[SUPPLIED RECORDS]
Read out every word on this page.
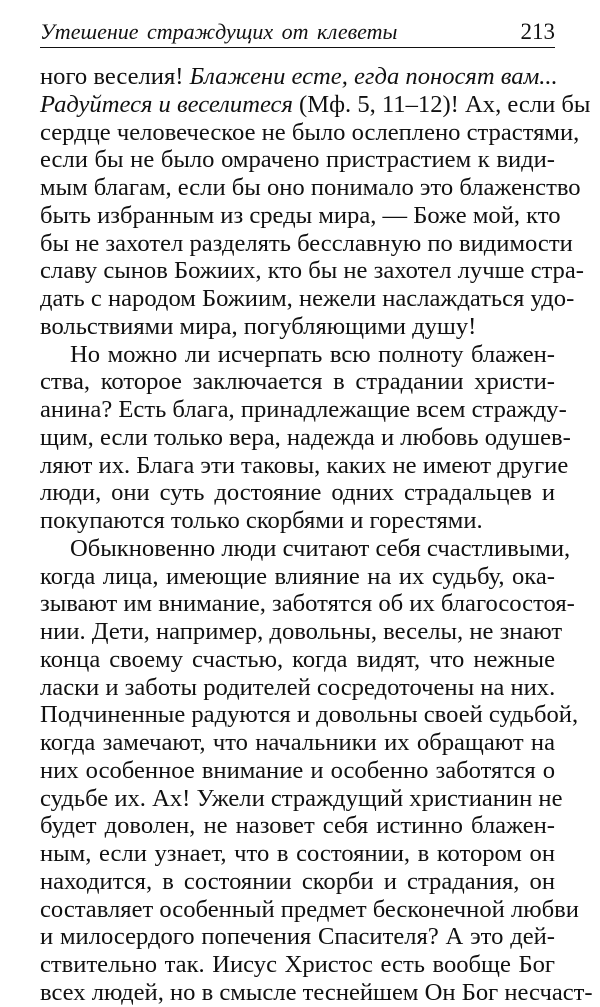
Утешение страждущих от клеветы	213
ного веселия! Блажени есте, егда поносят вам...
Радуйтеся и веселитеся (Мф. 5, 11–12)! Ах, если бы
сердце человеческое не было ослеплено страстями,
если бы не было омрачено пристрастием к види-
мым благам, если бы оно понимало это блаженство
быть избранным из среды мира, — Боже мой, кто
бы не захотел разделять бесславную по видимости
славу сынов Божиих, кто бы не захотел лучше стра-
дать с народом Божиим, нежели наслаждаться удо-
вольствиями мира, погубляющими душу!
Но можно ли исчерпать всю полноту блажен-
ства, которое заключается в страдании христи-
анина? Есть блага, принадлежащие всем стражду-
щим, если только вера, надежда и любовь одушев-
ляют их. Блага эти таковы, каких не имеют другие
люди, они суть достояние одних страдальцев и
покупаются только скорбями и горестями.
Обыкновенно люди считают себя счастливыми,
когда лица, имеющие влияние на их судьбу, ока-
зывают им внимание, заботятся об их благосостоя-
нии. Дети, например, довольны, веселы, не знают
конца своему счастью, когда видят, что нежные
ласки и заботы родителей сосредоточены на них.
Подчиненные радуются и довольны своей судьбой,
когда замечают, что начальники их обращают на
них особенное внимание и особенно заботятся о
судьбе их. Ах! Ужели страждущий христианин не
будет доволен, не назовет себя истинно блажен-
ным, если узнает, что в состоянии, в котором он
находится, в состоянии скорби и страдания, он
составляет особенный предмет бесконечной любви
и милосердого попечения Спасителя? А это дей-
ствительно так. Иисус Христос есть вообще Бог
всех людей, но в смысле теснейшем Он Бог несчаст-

[TASK DETAILS] Repeat the records above exactly, omitting every picture.

[FINAL RESULT]
Read out every word on this page.
Утешение страждущих от клеветы	213
ного веселия! Блажени есте, егда поносят вам...
Радуйтеся и веселитеся (Мф. 5, 11–12)! Ах, если бы
сердце человеческое не было ослеплено страстями,
если бы не было омрачено пристрастием к види-
мым благам, если бы оно понимало это блаженство
быть избранным из среды мира, — Боже мой, кто
бы не захотел разделять бесславную по видимости
славу сынов Божиих, кто бы не захотел лучше стра-
дать с народом Божиим, нежели наслаждаться удо-
вольствиями мира, погубляющими душу!
Но можно ли исчерпать всю полноту блажен-
ства, которое заключается в страдании христи-
анина? Есть блага, принадлежащие всем стражду-
щим, если только вера, надежда и любовь одушев-
ляют их. Блага эти таковы, каких не имеют другие
люди, они суть достояние одних страдальцев и
покупаются только скорбями и горестями.
Обыкновенно люди считают себя счастливыми,
когда лица, имеющие влияние на их судьбу, ока-
зывают им внимание, заботятся об их благосостоя-
нии. Дети, например, довольны, веселы, не знают
конца своему счастью, когда видят, что нежные
ласки и заботы родителей сосредоточены на них.
Подчиненные радуются и довольны своей судьбой,
когда замечают, что начальники их обращают на
них особенное внимание и особенно заботятся о
судьбе их. Ах! Ужели страждущий христианин не
будет доволен, не назовет себя истинно блажен-
ным, если узнает, что в состоянии, в котором он
находится, в состоянии скорби и страдания, он
составляет особенный предмет бесконечной любви
и милосердого попечения Спасителя? А это дей-
ствительно так. Иисус Христос есть вообще Бог
всех людей, но в смысле теснейшем Он Бог несчаст-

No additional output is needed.